> [EXERCISE OBJECTIVE]: Write out the entries verbatim and leave the images out of the copy.

[Stored records]

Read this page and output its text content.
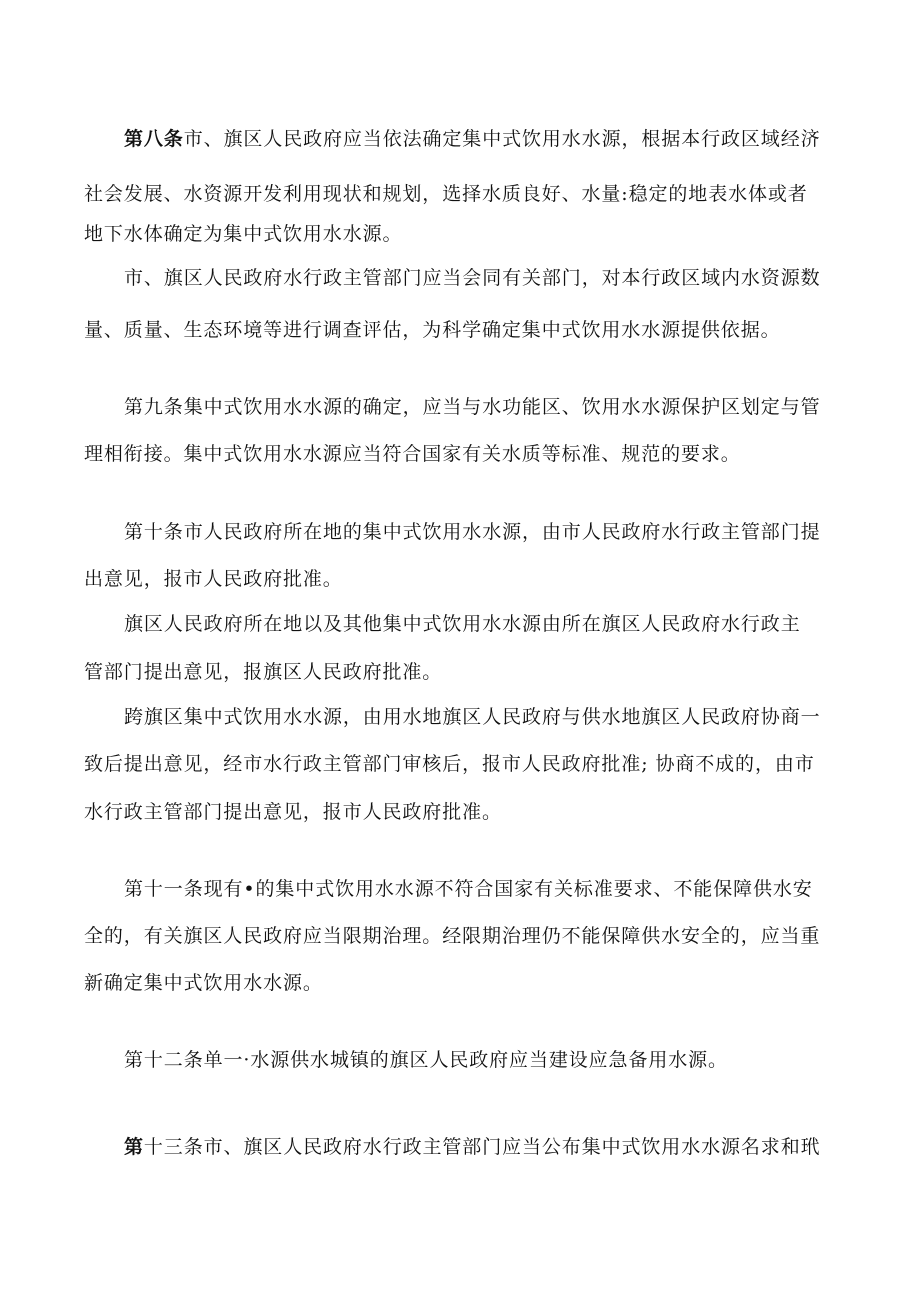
第八条市、旗区人民政府应当依法确定集中式饮用水水源，根据本行政区域经济
社会发展、水资源开发利用现状和规划，选择水质良好、水量:稳定的地表水体或者
地下水体确定为集中式饮用水水源。
市、旗区人民政府水行政主管部门应当会同有关部门，对本行政区域内水资源数
量、质量、生态环境等进行调查评估，为科学确定集中式饮用水水源提供依据。
第九条集中式饮用水水源的确定，应当与水功能区、饮用水水源保护区划定与管
理相衔接。集中式饮用水水源应当符合国家有关水质等标准、规范的要求。
第十条市人民政府所在地的集中式饮用水水源，由市人民政府水行政主管部门提
出意见，报市人民政府批准。
旗区人民政府所在地以及其他集中式饮用水水源由所在旗区人民政府水行政主
管部门提出意见，报旗区人民政府批准。
跨旗区集中式饮用水水源，由用水地旗区人民政府与供水地旗区人民政府协商一
致后提出意见，经市水行政主管部门审核后，报市人民政府批准; 协商不成的，由市
水行政主管部门提出意见，报市人民政府批准。
第十一条现有•的集中式饮用水水源不符合国家有关标准要求、不能保障供水安
全的，有关旗区人民政府应当限期治理。经限期治理仍不能保障供水安全的，应当重
新确定集中式饮用水水源。
第十二条单一·水源供水城镇的旗区人民政府应当建设应急备用水源。
第十三条市、旗区人民政府水行政主管部门应当公布集中式饮用水水源名求和玳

> [SOLUTION FOR THIS TASK]:
Read this page and output its text content.
第八条市、旗区人民政府应当依法确定集中式饮用水水源，根据本行政区域经济
社会发展、水资源开发利用现状和规划，选择水质良好、水量:稳定的地表水体或者
地下水体确定为集中式饮用水水源。
市、旗区人民政府水行政主管部门应当会同有关部门，对本行政区域内水资源数
量、质量、生态环境等进行调查评估，为科学确定集中式饮用水水源提供依据。
第九条集中式饮用水水源的确定，应当与水功能区、饮用水水源保护区划定与管
理相衔接。集中式饮用水水源应当符合国家有关水质等标准、规范的要求。
第十条市人民政府所在地的集中式饮用水水源，由市人民政府水行政主管部门提
出意见，报市人民政府批准。
旗区人民政府所在地以及其他集中式饮用水水源由所在旗区人民政府水行政主
管部门提出意见，报旗区人民政府批准。
跨旗区集中式饮用水水源，由用水地旗区人民政府与供水地旗区人民政府协商一
致后提出意见，经市水行政主管部门审核后，报市人民政府批准; 协商不成的，由市
水行政主管部门提出意见，报市人民政府批准。
第十一条现有•的集中式饮用水水源不符合国家有关标准要求、不能保障供水安
全的，有关旗区人民政府应当限期治理。经限期治理仍不能保障供水安全的，应当重
新确定集中式饮用水水源。
第十二条单一·水源供水城镇的旗区人民政府应当建设应急备用水源。
第十三条市、旗区人民政府水行政主管部门应当公布集中式饮用水水源名求和玳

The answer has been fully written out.